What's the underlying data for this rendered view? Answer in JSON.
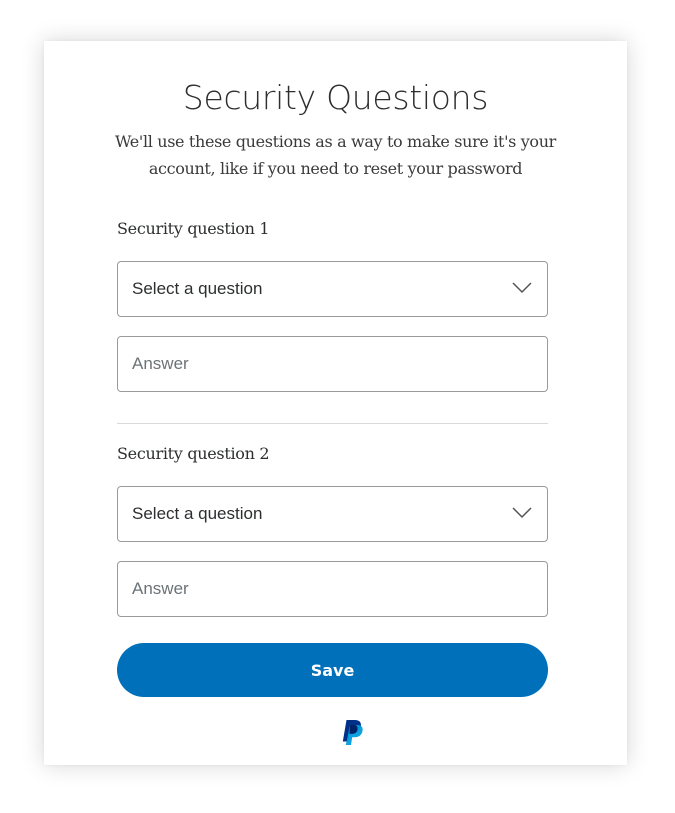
{
  "page": {
    "title": "Security Questions",
    "subtitle_line1": "We'll use these questions as a way to make sure it's your",
    "subtitle_line2": "account, like if you need to reset your password"
  },
  "question1": {
    "label": "Security question 1",
    "select_value": "Select a question",
    "answer_placeholder": "Answer",
    "answer_value": ""
  },
  "question2": {
    "label": "Security question 2",
    "select_value": "Select a question",
    "answer_placeholder": "Answer",
    "answer_value": ""
  },
  "actions": {
    "save_label": "Save"
  },
  "icons": {
    "dropdown": "chevron-down-icon",
    "logo": "paypal-logo"
  },
  "colors": {
    "primary": "#0070ba",
    "logo_dark": "#003087",
    "logo_light": "#009cde",
    "text": "#2c2e2f",
    "border": "#9a9a9a",
    "placeholder": "#6c7378"
  }
}
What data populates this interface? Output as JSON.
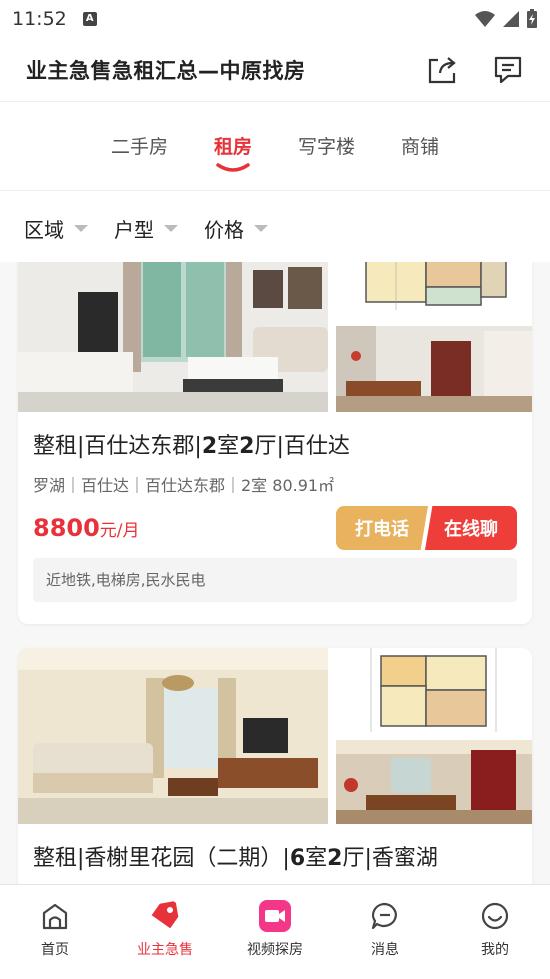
:::::
Write out every record above exactly as it stands, but leave out the pictures.

> [WRITTEN SOLUTION]
What's the underlying data for this rendered view? Answer in JSON.
{
  "page": {
    "title": "Security Questions",
    "subtitle_line1": "We'll use these questions as a way to make sure it's your",
    "subtitle_line2": "account, like if you need to reset your password"
  },
  "question1": {
    "label": "Security question 1",
    "select_value": "Select a question",
    "answer_placeholder": "Answer",
    "answer_value": ""
  },
  "question2": {
    "label": "Security question 2",
    "select_value": "Select a question",
    "answer_placeholder": "Answer",
    "answer_value": ""
  },
  "actions": {
    "save_label": "Save"
  },
  "icons": {
    "dropdown": "chevron-down-icon",
    "logo": "paypal-logo"
  },
  "colors": {
    "primary": "#0070ba",
    "logo_dark": "#003087",
    "logo_light": "#009cde",
    "text": "#2c2e2f",
    "border": "#9a9a9a",
    "placeholder": "#6c7378"
  }
}
What data populates this interface? Output as JSON.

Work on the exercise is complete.